### Exercise input
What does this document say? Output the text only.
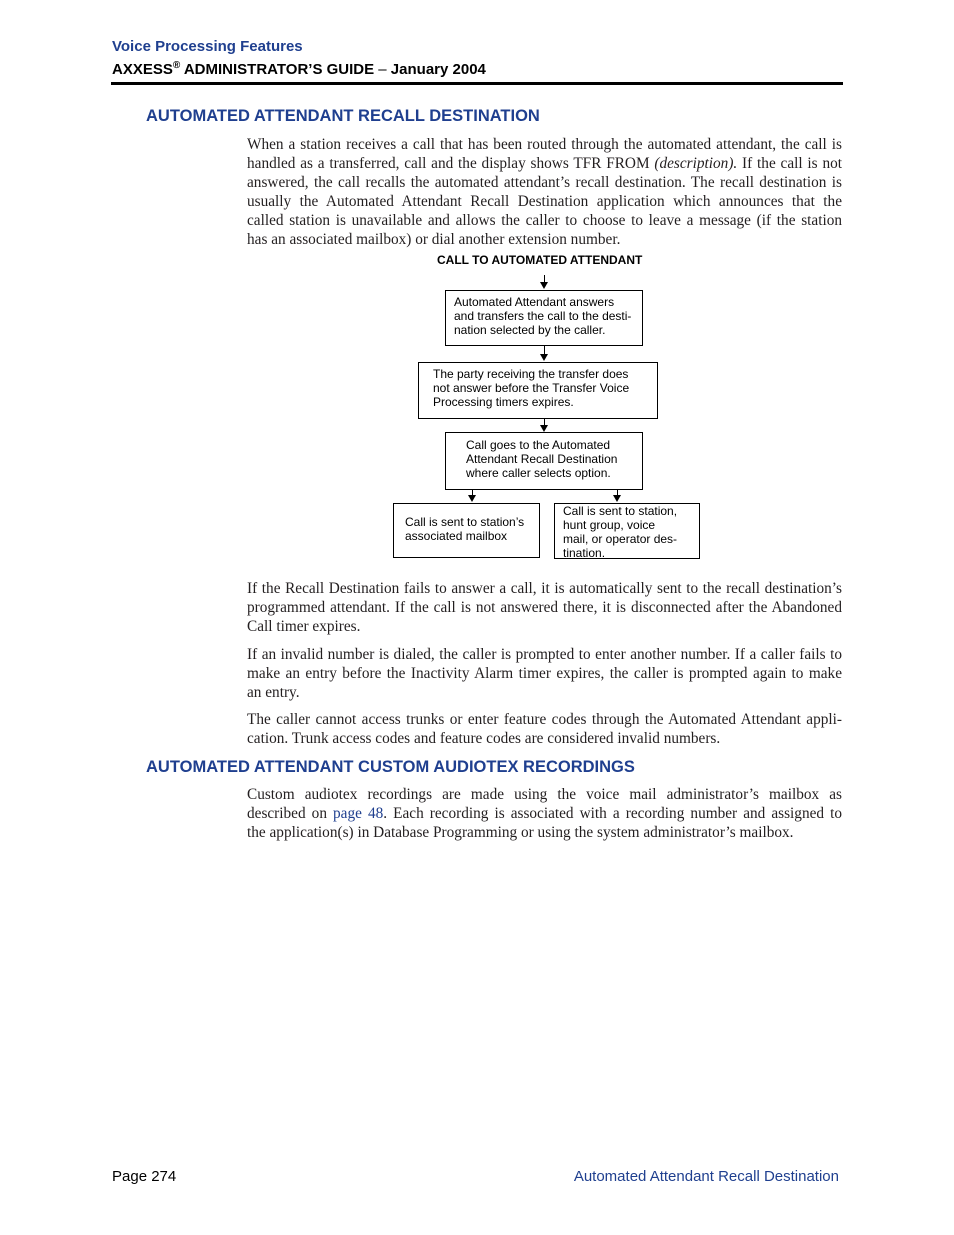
Voice Processing Features
AXXESS® ADMINISTRATOR’S GUIDE – January 2004
AUTOMATED ATTENDANT RECALL DESTINATION
When a station receives a call that has been routed through the automated attendant, the call is
handled as a transferred, call and the display shows TFR FROM (description). If the call is not
answered, the call recalls the automated attendant’s recall destination. The recall destination is
usually the Automated Attendant Recall Destination application which announces that the
called station is unavailable and allows the caller to choose to leave a message (if the station
has an associated mailbox) or dial another extension number.
CALL TO AUTOMATED ATTENDANT
Automated Attendant answers
and transfers the call to the desti-
nation selected by the caller.
The party receiving the transfer does
not answer before the Transfer Voice
Processing timers expires.
Call goes to the Automated
Attendant Recall Destination
where caller selects option.
Call is sent to station’s
associated mailbox
Call is sent to station,
hunt group, voice
mail, or operator des-
tination.
If the Recall Destination fails to answer a call, it is automatically sent to the recall destination’s
programmed attendant. If the call is not answered there, it is disconnected after the Abandoned
Call timer expires.
If an invalid number is dialed, the caller is prompted to enter another number. If a caller fails to
make an entry before the Inactivity Alarm timer expires, the caller is prompted again to make
an entry.
The caller cannot access trunks or enter feature codes through the Automated Attendant appli-
cation. Trunk access codes and feature codes are considered invalid numbers.
AUTOMATED ATTENDANT CUSTOM AUDIOTEX RECORDINGS
Custom audiotex recordings are made using the voice mail administrator’s mailbox as
described on page 48. Each recording is associated with a recording number and assigned to
the application(s) in Database Programming or using the system administrator’s mailbox.
Page 274	Automated Attendant Recall Destination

### What to do
A faithful copy of the records above is needed, with the pictures left out.

### Exercise result
What does this document say? Output the text only.
Voice Processing Features
AXXESS® ADMINISTRATOR’S GUIDE – January 2004
AUTOMATED ATTENDANT RECALL DESTINATION
When a station receives a call that has been routed through the automated attendant, the call is
handled as a transferred, call and the display shows TFR FROM (description). If the call is not
answered, the call recalls the automated attendant’s recall destination. The recall destination is
usually the Automated Attendant Recall Destination application which announces that the
called station is unavailable and allows the caller to choose to leave a message (if the station
has an associated mailbox) or dial another extension number.
CALL TO AUTOMATED ATTENDANT
Automated Attendant answers
and transfers the call to the desti-
nation selected by the caller.
The party receiving the transfer does
not answer before the Transfer Voice
Processing timers expires.
Call goes to the Automated
Attendant Recall Destination
where caller selects option.
Call is sent to station’s
associated mailbox
Call is sent to station,
hunt group, voice
mail, or operator des-
tination.
If the Recall Destination fails to answer a call, it is automatically sent to the recall destination’s
programmed attendant. If the call is not answered there, it is disconnected after the Abandoned
Call timer expires.
If an invalid number is dialed, the caller is prompted to enter another number. If a caller fails to
make an entry before the Inactivity Alarm timer expires, the caller is prompted again to make
an entry.
The caller cannot access trunks or enter feature codes through the Automated Attendant appli-
cation. Trunk access codes and feature codes are considered invalid numbers.
AUTOMATED ATTENDANT CUSTOM AUDIOTEX RECORDINGS
Custom audiotex recordings are made using the voice mail administrator’s mailbox as
described on page 48. Each recording is associated with a recording number and assigned to
the application(s) in Database Programming or using the system administrator’s mailbox.
Page 274	Automated Attendant Recall Destination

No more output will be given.